TASK OBJECTIVE> Find each line with "forsikring" and copy it.

Stored records>
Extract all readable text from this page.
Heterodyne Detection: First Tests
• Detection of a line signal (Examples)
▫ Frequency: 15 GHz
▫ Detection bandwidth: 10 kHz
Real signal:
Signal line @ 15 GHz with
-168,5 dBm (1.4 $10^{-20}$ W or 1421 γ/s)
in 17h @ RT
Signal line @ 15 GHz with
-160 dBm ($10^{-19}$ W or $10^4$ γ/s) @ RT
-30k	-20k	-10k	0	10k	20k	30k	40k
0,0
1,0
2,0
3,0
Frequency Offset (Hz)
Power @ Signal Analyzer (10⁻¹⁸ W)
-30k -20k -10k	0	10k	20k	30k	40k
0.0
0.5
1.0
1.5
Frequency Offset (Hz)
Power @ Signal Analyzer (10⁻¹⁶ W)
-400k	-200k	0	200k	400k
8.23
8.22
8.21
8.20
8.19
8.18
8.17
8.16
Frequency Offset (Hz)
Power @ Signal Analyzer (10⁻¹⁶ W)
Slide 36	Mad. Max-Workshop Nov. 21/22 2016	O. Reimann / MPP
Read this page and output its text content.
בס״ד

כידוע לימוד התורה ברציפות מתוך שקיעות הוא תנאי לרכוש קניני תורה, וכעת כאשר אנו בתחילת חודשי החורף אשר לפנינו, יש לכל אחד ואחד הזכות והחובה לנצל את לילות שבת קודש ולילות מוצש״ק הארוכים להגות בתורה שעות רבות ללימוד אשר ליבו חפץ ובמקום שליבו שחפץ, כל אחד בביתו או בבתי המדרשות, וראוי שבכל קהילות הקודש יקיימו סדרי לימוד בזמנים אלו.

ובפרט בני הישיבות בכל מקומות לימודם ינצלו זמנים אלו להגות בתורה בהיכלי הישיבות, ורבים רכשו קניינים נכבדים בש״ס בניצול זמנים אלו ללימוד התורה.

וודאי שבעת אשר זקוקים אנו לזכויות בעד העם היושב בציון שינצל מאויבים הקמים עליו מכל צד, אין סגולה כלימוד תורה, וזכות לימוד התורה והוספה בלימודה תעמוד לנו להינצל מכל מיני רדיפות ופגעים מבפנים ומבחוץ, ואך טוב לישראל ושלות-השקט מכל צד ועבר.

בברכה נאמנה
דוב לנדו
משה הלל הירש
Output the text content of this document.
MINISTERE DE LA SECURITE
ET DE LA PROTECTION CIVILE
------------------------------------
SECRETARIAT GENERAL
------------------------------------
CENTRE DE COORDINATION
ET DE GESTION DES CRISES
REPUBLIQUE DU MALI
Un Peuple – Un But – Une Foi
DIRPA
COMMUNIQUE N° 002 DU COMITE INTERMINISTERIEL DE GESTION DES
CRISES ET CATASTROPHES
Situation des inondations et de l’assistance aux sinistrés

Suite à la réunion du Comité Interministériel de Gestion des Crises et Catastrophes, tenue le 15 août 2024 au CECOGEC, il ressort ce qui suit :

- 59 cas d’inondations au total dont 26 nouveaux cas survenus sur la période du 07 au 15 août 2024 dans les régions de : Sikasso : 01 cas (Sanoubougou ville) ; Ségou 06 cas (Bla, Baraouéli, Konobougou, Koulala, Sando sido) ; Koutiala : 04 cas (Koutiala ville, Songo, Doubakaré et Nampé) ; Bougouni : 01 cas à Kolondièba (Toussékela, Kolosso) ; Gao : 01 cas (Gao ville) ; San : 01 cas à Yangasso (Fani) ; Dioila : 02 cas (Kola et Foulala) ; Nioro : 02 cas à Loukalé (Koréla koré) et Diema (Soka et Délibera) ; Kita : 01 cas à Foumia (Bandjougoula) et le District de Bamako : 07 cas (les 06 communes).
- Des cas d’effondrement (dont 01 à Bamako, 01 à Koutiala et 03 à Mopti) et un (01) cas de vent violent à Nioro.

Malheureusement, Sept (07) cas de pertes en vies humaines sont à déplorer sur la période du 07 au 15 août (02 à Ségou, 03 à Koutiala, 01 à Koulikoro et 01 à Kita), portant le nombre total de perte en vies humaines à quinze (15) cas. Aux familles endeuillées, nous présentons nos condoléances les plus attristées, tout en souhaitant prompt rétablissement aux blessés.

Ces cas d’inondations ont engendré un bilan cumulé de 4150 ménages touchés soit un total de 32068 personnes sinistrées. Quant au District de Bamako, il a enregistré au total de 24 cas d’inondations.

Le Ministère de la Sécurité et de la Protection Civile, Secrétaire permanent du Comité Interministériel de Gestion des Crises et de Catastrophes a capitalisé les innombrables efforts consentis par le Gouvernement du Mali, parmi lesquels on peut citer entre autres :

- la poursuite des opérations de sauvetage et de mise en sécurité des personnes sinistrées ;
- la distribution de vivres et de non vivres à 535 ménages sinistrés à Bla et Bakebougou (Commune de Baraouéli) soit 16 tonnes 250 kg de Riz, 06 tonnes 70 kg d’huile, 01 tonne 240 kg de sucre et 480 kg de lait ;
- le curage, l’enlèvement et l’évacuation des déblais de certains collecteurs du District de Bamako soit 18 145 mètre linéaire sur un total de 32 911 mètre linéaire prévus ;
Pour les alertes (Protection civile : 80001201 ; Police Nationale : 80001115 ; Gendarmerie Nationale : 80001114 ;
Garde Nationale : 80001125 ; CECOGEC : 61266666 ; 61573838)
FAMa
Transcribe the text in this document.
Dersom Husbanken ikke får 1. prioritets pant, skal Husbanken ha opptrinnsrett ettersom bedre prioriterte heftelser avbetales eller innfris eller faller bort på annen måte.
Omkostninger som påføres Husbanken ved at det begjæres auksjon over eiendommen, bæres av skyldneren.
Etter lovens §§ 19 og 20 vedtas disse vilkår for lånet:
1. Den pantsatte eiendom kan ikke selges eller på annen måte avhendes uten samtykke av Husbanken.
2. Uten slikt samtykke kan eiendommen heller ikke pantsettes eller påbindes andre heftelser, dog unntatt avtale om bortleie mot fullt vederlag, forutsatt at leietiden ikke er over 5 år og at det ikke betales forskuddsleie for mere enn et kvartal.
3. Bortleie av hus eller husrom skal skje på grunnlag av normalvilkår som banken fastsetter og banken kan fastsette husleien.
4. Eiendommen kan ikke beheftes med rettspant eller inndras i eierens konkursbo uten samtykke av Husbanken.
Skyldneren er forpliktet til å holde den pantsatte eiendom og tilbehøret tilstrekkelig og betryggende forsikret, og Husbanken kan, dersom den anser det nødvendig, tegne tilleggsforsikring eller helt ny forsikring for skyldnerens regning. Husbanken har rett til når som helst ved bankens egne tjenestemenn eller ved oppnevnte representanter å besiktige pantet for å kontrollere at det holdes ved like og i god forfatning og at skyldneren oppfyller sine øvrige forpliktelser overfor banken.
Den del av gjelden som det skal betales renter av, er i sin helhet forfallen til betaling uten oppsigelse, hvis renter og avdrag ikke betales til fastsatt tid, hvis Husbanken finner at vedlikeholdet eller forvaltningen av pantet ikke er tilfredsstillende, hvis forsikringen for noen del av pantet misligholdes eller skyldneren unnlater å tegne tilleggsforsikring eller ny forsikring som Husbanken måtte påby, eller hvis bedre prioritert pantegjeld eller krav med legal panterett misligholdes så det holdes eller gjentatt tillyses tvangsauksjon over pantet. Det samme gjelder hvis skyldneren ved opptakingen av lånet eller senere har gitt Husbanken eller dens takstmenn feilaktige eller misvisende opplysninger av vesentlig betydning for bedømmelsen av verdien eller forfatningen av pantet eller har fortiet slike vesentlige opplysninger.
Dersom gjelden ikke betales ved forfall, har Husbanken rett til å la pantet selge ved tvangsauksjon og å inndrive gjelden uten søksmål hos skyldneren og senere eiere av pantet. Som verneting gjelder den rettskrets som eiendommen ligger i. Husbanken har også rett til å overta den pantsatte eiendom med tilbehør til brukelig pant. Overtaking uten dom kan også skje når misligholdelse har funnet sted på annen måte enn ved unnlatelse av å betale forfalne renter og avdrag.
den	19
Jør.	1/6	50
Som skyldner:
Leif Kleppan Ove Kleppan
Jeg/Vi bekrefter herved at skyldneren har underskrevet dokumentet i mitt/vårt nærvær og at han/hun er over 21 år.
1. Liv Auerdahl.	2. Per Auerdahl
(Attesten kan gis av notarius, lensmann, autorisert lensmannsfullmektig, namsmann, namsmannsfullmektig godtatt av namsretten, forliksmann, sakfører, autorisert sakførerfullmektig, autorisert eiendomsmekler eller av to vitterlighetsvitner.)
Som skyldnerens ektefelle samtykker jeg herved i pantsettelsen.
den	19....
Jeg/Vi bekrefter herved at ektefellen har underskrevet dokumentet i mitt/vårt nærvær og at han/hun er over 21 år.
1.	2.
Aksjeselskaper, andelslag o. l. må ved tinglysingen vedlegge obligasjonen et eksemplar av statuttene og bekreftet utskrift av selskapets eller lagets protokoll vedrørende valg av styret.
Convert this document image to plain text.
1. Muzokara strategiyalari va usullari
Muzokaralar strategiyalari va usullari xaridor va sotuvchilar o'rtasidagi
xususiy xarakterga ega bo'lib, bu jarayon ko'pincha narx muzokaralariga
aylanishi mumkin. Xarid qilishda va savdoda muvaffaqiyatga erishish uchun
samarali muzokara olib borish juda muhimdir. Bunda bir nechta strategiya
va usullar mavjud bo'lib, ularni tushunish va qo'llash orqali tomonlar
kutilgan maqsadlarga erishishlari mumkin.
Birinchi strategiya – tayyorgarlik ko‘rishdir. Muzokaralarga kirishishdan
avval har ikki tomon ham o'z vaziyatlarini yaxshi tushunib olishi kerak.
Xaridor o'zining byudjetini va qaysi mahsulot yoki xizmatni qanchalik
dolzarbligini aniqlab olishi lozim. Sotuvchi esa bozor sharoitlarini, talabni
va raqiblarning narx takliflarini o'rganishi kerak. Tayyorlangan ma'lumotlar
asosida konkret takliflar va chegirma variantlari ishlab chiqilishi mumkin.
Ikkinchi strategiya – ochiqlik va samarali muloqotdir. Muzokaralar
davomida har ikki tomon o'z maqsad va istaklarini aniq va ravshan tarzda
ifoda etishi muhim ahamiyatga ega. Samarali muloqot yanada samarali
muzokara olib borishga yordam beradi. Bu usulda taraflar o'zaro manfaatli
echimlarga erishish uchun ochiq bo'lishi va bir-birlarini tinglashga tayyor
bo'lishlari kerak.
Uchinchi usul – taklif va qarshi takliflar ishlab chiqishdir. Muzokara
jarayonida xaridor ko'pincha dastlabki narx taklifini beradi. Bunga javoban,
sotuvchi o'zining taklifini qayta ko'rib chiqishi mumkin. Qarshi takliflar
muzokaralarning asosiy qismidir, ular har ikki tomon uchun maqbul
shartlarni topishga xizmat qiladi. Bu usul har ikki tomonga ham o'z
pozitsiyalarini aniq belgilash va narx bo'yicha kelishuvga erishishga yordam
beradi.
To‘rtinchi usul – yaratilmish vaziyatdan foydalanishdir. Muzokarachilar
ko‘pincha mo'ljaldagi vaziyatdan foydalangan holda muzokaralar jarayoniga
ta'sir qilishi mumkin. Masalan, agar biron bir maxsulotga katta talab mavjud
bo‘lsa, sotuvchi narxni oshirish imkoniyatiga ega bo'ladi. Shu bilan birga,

CORRECT OUTPUT>
Skyldneren er forpliktet til å holde den pantsatte eiendom og tilbehøret tilstrekkelig og betryggende forsikret, og Husbanken kan, dersom den anser det nødvendig, tegne tilleggsforsikring eller helt ny forsikring for skyldnerens regning. Husbanken har rett til når som helst ved bankens egne tjenestemenn eller ved oppnevnte representanter å besiktige pantet for å kontrollere at det holdes ved like og i god forfatning og at skyldneren oppfyller sine øvrige forpliktelser overfor banken.
Den del av gjelden som det skal betales renter av, er i sin helhet forfallen til betaling uten oppsigelse, hvis renter og avdrag ikke betales til fastsatt tid, hvis Husbanken finner at vedlikeholdet eller forvaltningen av pantet ikke er tilfredsstillende, hvis forsikringen for noen del av pantet misligholdes eller skyldneren unnlater å tegne tilleggsforsikring eller ny forsikring som Husbanken måtte påby, eller hvis bedre prioritert pantegjeld eller krav med legal panterett misligholdes så det holdes eller gjentatt tillyses tvangsauksjon over pantet. Det samme gjelder hvis skyldneren ved opptakingen av lånet eller senere har gitt Husbanken eller dens takstmenn feilaktige eller misvisende opplysninger av vesentlig betydning for bedømmelsen av verdien eller forfatningen av pantet eller har fortiet slike vesentlige opplysninger.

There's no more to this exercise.